*MATERIAL SHOWN:*

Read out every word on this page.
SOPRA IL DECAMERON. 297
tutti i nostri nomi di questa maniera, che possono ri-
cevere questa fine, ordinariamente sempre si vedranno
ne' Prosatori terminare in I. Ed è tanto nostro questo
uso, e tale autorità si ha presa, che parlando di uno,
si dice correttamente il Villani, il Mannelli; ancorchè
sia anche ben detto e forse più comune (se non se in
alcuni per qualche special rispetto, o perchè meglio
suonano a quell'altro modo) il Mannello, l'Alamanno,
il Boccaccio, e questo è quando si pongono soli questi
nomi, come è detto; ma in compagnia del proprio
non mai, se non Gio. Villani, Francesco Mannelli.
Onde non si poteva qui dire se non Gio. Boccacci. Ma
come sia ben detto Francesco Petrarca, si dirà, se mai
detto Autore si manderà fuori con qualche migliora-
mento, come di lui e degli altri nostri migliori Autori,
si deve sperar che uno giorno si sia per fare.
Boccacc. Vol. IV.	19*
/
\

*SHORT TASK:* Copy out each line of the records that holds the string "nomi".

*PROBLEM SOLUTION:*
tutti i nostri nomi di questa maniera, che possono ri-
nomi, come è detto; ma in compagnia del proprio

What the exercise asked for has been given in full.